## Input records:
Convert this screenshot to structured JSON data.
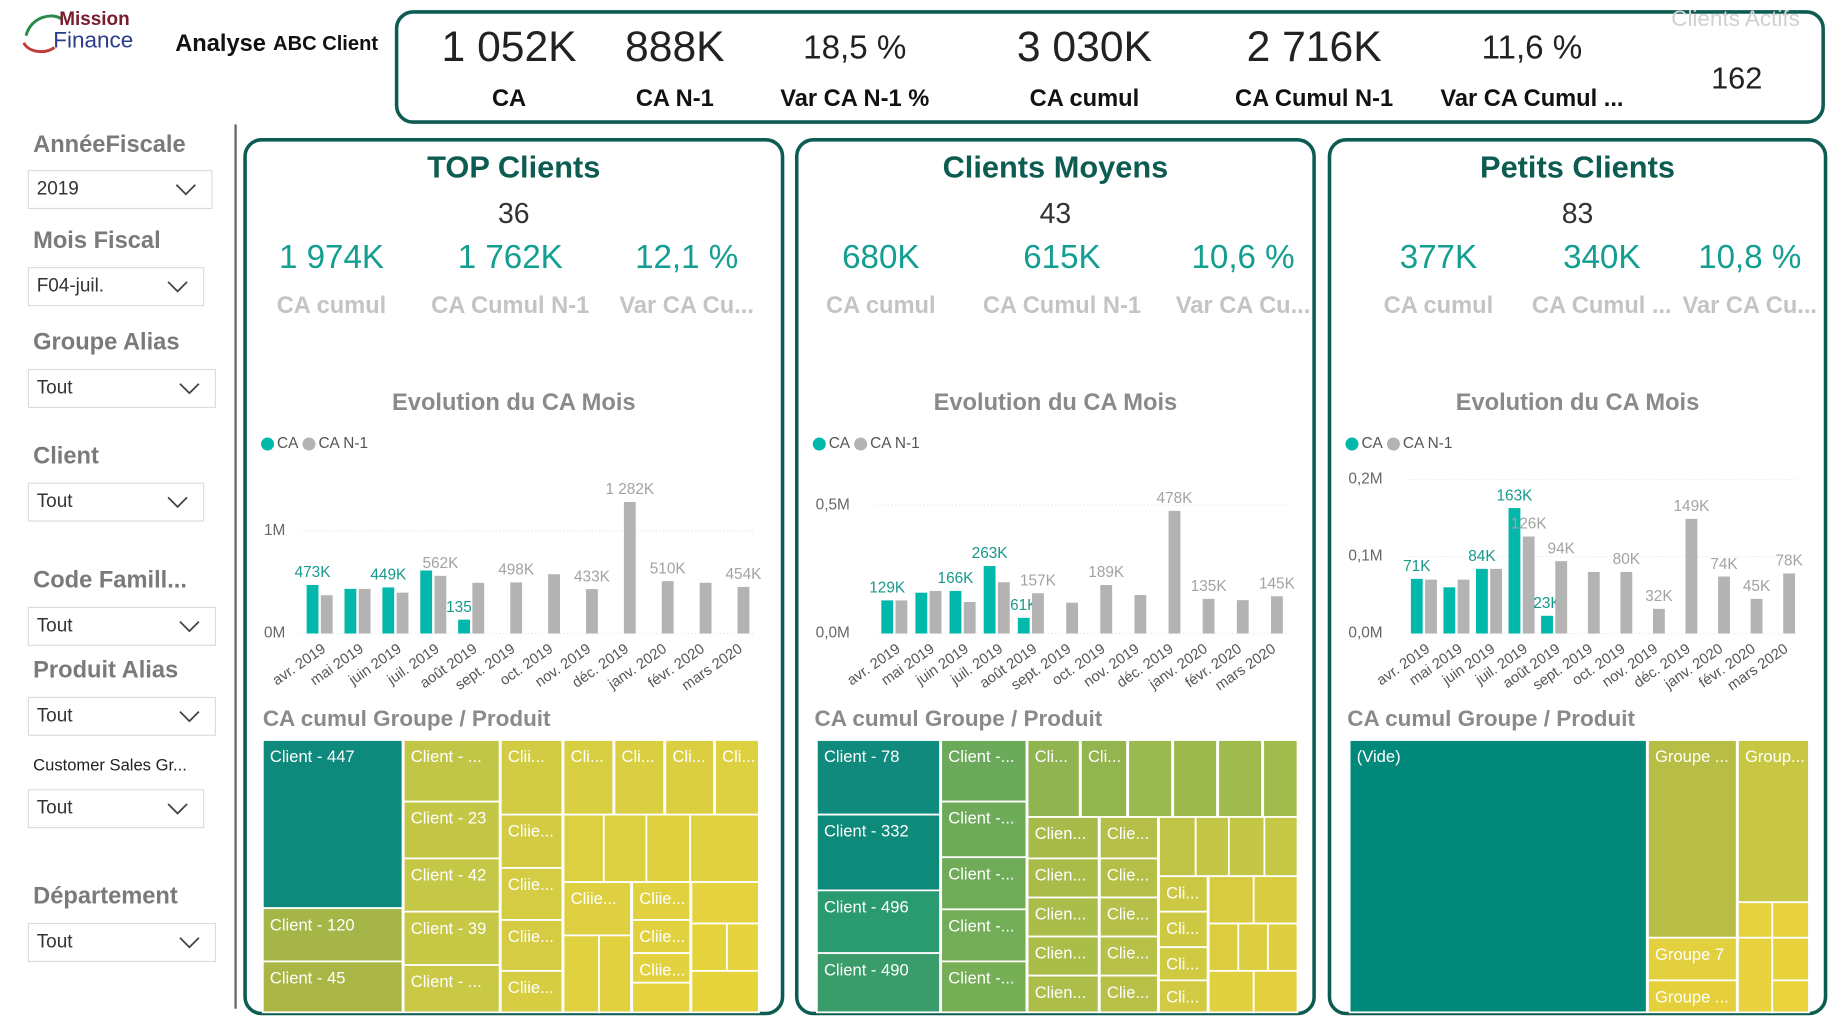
{
  "header": {
    "logo": [
      "Mission",
      "Finance"
    ],
    "title": "Analyse",
    "subtitle": "ABC Client"
  },
  "kpis": [
    {
      "value": "1 052K",
      "label": "CA"
    },
    {
      "value": "888K",
      "label": "CA N-1"
    },
    {
      "value": "18,5 %",
      "label": "Var CA N-1 %"
    },
    {
      "value": "3 030K",
      "label": "CA cumul"
    },
    {
      "value": "2 716K",
      "label": "CA Cumul N-1"
    },
    {
      "value": "11,6 %",
      "label": "Var CA Cumul ..."
    },
    {
      "value": "162",
      "label": "Clients Actifs"
    }
  ],
  "filters": [
    {
      "label": "AnnéeFiscale",
      "value": "2019"
    },
    {
      "label": "Mois Fiscal",
      "value": "F04-juil."
    },
    {
      "label": "Groupe Alias",
      "value": "Tout"
    },
    {
      "label": "Client",
      "value": "Tout"
    },
    {
      "label": "Code Famill...",
      "value": "Tout"
    },
    {
      "label": "Produit Alias",
      "value": "Tout"
    },
    {
      "label": "Customer Sales Gr...",
      "value": "Tout"
    },
    {
      "label": "Département",
      "value": "Tout"
    }
  ],
  "panels": [
    {
      "title": "TOP Clients",
      "count": "36",
      "kpis": [
        {
          "value": "1 974K",
          "label": "CA cumul"
        },
        {
          "value": "1 762K",
          "label": "CA Cumul N-1"
        },
        {
          "value": "12,1 %",
          "label": "Var CA Cu..."
        }
      ],
      "chart": {
        "type": "bar",
        "title": "Evolution du CA Mois",
        "categories": [
          "avr. 2019",
          "mai 2019",
          "juin 2019",
          "juil. 2019",
          "août 2019",
          "sept. 2019",
          "oct. 2019",
          "nov. 2019",
          "déc. 2019",
          "janv. 2020",
          "févr. 2020",
          "mars 2020"
        ],
        "series": [
          {
            "name": "CA",
            "color": "#01b8aa",
            "values": [
              473000,
              435000,
              449000,
              614000,
              135000,
              null,
              null,
              null,
              null,
              null,
              null,
              null
            ],
            "value_labels": [
              "473K",
              null,
              "449K",
              null,
              "135K",
              null,
              null,
              null,
              null,
              null,
              null,
              null
            ]
          },
          {
            "name": "CA N-1",
            "color": "#b3b3b3",
            "values": [
              373000,
              434000,
              398000,
              562000,
              494000,
              498000,
              578000,
              433000,
              1282000,
              510000,
              494000,
              454000
            ],
            "value_labels": [
              null,
              null,
              null,
              "562K",
              null,
              "498K",
              null,
              "433K",
              "1 282K",
              "510K",
              null,
              "454K"
            ]
          }
        ],
        "ylim": [
          0,
          1500000
        ],
        "yticks": [
          {
            "value": 0,
            "label": "0M"
          },
          {
            "value": 1000000,
            "label": "1M"
          }
        ],
        "grid": true
      },
      "treemap": {
        "title": "CA cumul Groupe / Produit",
        "labels": [
          "Client - 447",
          "Client - 120",
          "Client - 45",
          "Client - ...",
          "Client - 23",
          "Client - 42",
          "Client - 39",
          "Client - ...",
          "Clii...",
          "Cliie...",
          "Cliie...",
          "Cliie...",
          "Cliie...",
          "Cli...",
          "Cli...",
          "Cli...",
          "Cli...",
          "Cliie...",
          "Cliie...",
          "Cliie...",
          "Cliie..."
        ]
      }
    },
    {
      "title": "Clients Moyens",
      "count": "43",
      "kpis": [
        {
          "value": "680K",
          "label": "CA cumul"
        },
        {
          "value": "615K",
          "label": "CA Cumul N-1"
        },
        {
          "value": "10,6 %",
          "label": "Var CA Cu..."
        }
      ],
      "chart": {
        "type": "bar",
        "title": "Evolution du CA Mois",
        "categories": [
          "avr. 2019",
          "mai 2019",
          "juin 2019",
          "juil. 2019",
          "août 2019",
          "sept. 2019",
          "oct. 2019",
          "nov. 2019",
          "déc. 2019",
          "janv. 2020",
          "févr. 2020",
          "mars 2020"
        ],
        "series": [
          {
            "name": "CA",
            "color": "#01b8aa",
            "values": [
              129000,
              159000,
              166000,
              263000,
              61000,
              null,
              null,
              null,
              null,
              null,
              null,
              null
            ],
            "value_labels": [
              "129K",
              null,
              "166K",
              "263K",
              "61K",
              null,
              null,
              null,
              null,
              null,
              null,
              null
            ]
          },
          {
            "name": "CA N-1",
            "color": "#b3b3b3",
            "values": [
              129000,
              166000,
              123000,
              200000,
              157000,
              120000,
              189000,
              150000,
              478000,
              135000,
              130000,
              145000
            ],
            "value_labels": [
              null,
              null,
              null,
              null,
              "157K",
              null,
              "189K",
              null,
              "478K",
              "135K",
              null,
              "145K"
            ]
          }
        ],
        "ylim": [
          0,
          600000
        ],
        "yticks": [
          {
            "value": 0,
            "label": "0,0M"
          },
          {
            "value": 500000,
            "label": "0,5M"
          }
        ],
        "grid": true
      },
      "treemap": {
        "title": "CA cumul Groupe / Produit",
        "labels": [
          "Client - 78",
          "Client - 332",
          "Client - 496",
          "Client - 490",
          "Client -...",
          "Client -...",
          "Client -...",
          "Client -...",
          "Client -...",
          "Cli...",
          "Cli...",
          "Clien...",
          "Clien...",
          "Clien...",
          "Clien...",
          "Clien...",
          "Clie...",
          "Clie...",
          "Clie...",
          "Clie...",
          "Clie...",
          "Cli...",
          "Cli...",
          "Cli...",
          "Cli..."
        ]
      }
    },
    {
      "title": "Petits Clients",
      "count": "83",
      "kpis": [
        {
          "value": "377K",
          "label": "CA cumul"
        },
        {
          "value": "340K",
          "label": "CA Cumul ..."
        },
        {
          "value": "10,8 %",
          "label": "Var CA Cu..."
        }
      ],
      "chart": {
        "type": "bar",
        "title": "Evolution du CA Mois",
        "categories": [
          "avr. 2019",
          "mai 2019",
          "juin 2019",
          "juil. 2019",
          "août 2019",
          "sept. 2019",
          "oct. 2019",
          "nov. 2019",
          "déc. 2019",
          "janv. 2020",
          "févr. 2020",
          "mars 2020"
        ],
        "series": [
          {
            "name": "CA",
            "color": "#01b8aa",
            "values": [
              71000,
              60000,
              84000,
              163000,
              23000,
              null,
              null,
              null,
              null,
              null,
              null,
              null
            ],
            "value_labels": [
              "71K",
              null,
              "84K",
              "163K",
              "23K",
              null,
              null,
              null,
              null,
              null,
              null,
              null
            ]
          },
          {
            "name": "CA N-1",
            "color": "#b3b3b3",
            "values": [
              70000,
              70000,
              84000,
              126000,
              94000,
              80000,
              80000,
              32000,
              149000,
              74000,
              45000,
              78000
            ],
            "value_labels": [
              null,
              null,
              null,
              "126K",
              "94K",
              null,
              "80K",
              "32K",
              "149K",
              "74K",
              "45K",
              "78K"
            ]
          }
        ],
        "ylim": [
          0,
          200000
        ],
        "yticks": [
          {
            "value": 0,
            "label": "0,0M"
          },
          {
            "value": 100000,
            "label": "0,1M"
          },
          {
            "value": 200000,
            "label": "0,2M"
          }
        ],
        "grid": true
      },
      "treemap": {
        "title": "CA cumul Groupe / Produit",
        "labels": [
          "(Vide)",
          "Groupe ...",
          "Group...",
          "Groupe 7",
          "Groupe ..."
        ]
      }
    }
  ]
}
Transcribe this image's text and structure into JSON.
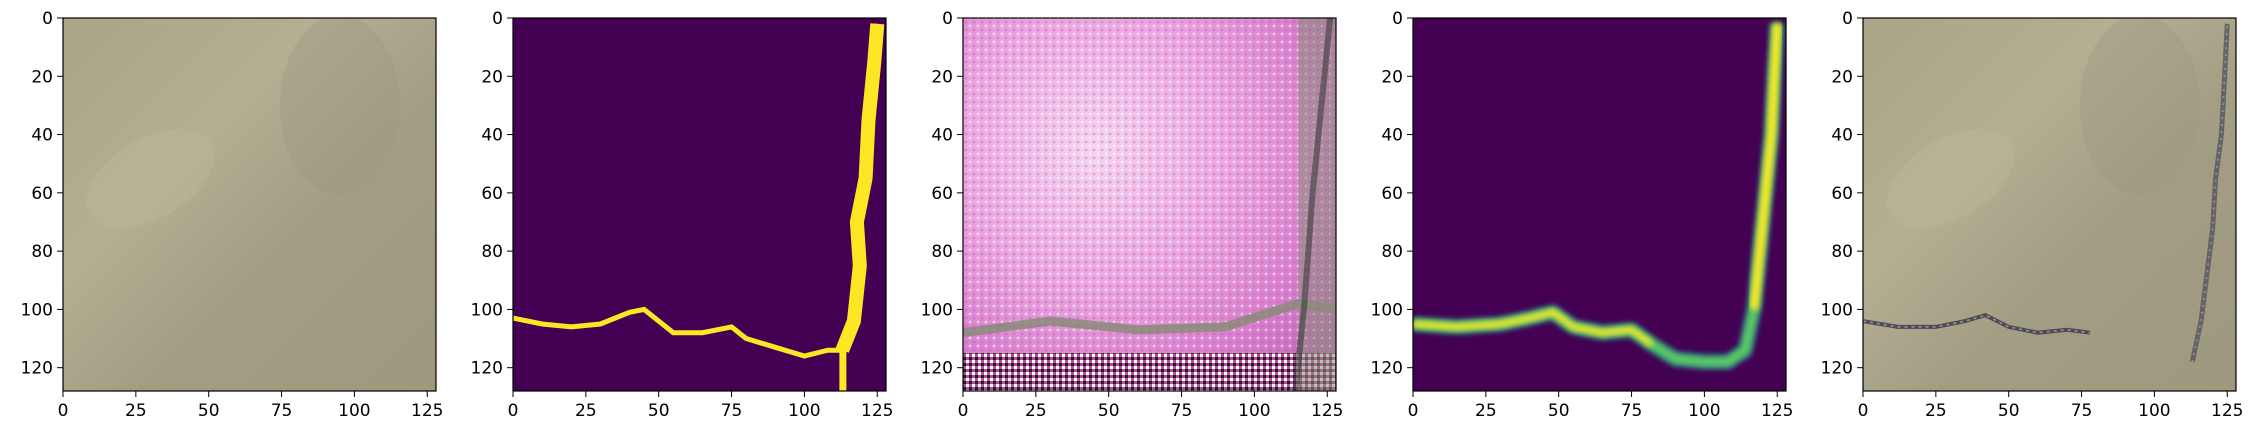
{
  "chart_data": [
    {
      "type": "image",
      "panel": 1,
      "content": "satellite RGB image, sandy/olive-beige terrain",
      "colors": [
        "#a8a286",
        "#b2ac90",
        "#9f9a80"
      ],
      "xlim": [
        0,
        128
      ],
      "ylim": [
        128,
        0
      ],
      "xticks": [
        0,
        25,
        50,
        75,
        100,
        125
      ],
      "yticks": [
        0,
        20,
        40,
        60,
        80,
        100,
        120
      ],
      "xlabel": "",
      "ylabel": "",
      "grid": false
    },
    {
      "type": "image",
      "panel": 2,
      "content": "binary mask, viridis colormap; yellow river pixels on purple background",
      "colors": [
        "#440154",
        "#fde725"
      ],
      "river_path": [
        [
          0,
          103
        ],
        [
          10,
          105
        ],
        [
          20,
          106
        ],
        [
          30,
          105
        ],
        [
          40,
          101
        ],
        [
          45,
          100
        ],
        [
          55,
          108
        ],
        [
          65,
          108
        ],
        [
          75,
          106
        ],
        [
          80,
          110
        ],
        [
          90,
          113
        ],
        [
          100,
          116
        ],
        [
          108,
          114
        ],
        [
          113,
          114
        ],
        [
          117,
          104
        ],
        [
          119,
          85
        ],
        [
          118,
          70
        ],
        [
          121,
          55
        ],
        [
          122,
          35
        ],
        [
          124,
          15
        ],
        [
          125,
          2
        ]
      ],
      "xlim": [
        0,
        128
      ],
      "ylim": [
        128,
        0
      ],
      "xticks": [
        0,
        25,
        50,
        75,
        100,
        125
      ],
      "yticks": [
        0,
        20,
        40,
        60,
        80,
        100,
        120
      ],
      "xlabel": "",
      "ylabel": "",
      "grid": false
    },
    {
      "type": "image",
      "panel": 3,
      "content": "generated texture, pink/magenta with noisy band at bottom",
      "colors": [
        "#f2c8ee",
        "#e58fda",
        "#cc66bb",
        "#8a8a7a",
        "#ff66cc"
      ],
      "xlim": [
        0,
        128
      ],
      "ylim": [
        128,
        0
      ],
      "xticks": [
        0,
        25,
        50,
        75,
        100,
        125
      ],
      "yticks": [
        0,
        20,
        40,
        60,
        80,
        100,
        120
      ],
      "xlabel": "",
      "ylabel": "",
      "grid": false
    },
    {
      "type": "image",
      "panel": 4,
      "content": "predicted probability map, viridis colormap; blurred river",
      "colors": [
        "#440154",
        "#21918c",
        "#5ec962",
        "#fde725"
      ],
      "river_path": [
        [
          0,
          105
        ],
        [
          15,
          106
        ],
        [
          30,
          105
        ],
        [
          40,
          103
        ],
        [
          48,
          101
        ],
        [
          55,
          106
        ],
        [
          65,
          108
        ],
        [
          75,
          107
        ],
        [
          82,
          112
        ],
        [
          90,
          117
        ],
        [
          100,
          118
        ],
        [
          108,
          118
        ],
        [
          114,
          114
        ],
        [
          117,
          100
        ],
        [
          119,
          80
        ],
        [
          121,
          60
        ],
        [
          123,
          40
        ],
        [
          124,
          20
        ],
        [
          125,
          2
        ]
      ],
      "xlim": [
        0,
        128
      ],
      "ylim": [
        128,
        0
      ],
      "xticks": [
        0,
        25,
        50,
        75,
        100,
        125
      ],
      "yticks": [
        0,
        20,
        40,
        60,
        80,
        100,
        120
      ],
      "xlabel": "",
      "ylabel": "",
      "grid": false
    },
    {
      "type": "image",
      "panel": 5,
      "content": "satellite RGB image with dark river overlay",
      "colors": [
        "#a8a286",
        "#b2ac90",
        "#3c3c46",
        "#8c8ca0"
      ],
      "river_path": [
        [
          0,
          104
        ],
        [
          12,
          106
        ],
        [
          25,
          106
        ],
        [
          35,
          104
        ],
        [
          42,
          102
        ],
        [
          50,
          106
        ],
        [
          60,
          108
        ],
        [
          70,
          107
        ],
        [
          78,
          108
        ]
      ],
      "river_path_2": [
        [
          113,
          118
        ],
        [
          116,
          104
        ],
        [
          118,
          88
        ],
        [
          120,
          72
        ],
        [
          121,
          55
        ],
        [
          123,
          40
        ],
        [
          124,
          22
        ],
        [
          125,
          2
        ]
      ],
      "xlim": [
        0,
        128
      ],
      "ylim": [
        128,
        0
      ],
      "xticks": [
        0,
        25,
        50,
        75,
        100,
        125
      ],
      "yticks": [
        0,
        20,
        40,
        60,
        80,
        100,
        120
      ],
      "xlabel": "",
      "ylabel": "",
      "grid": false
    }
  ]
}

## Given instruction:
Copy out every line of the listing that contains the string "this".

## Expected output:
Convert this screenshot to structured JSON data.
Transcribe this image's text and structure into JSON.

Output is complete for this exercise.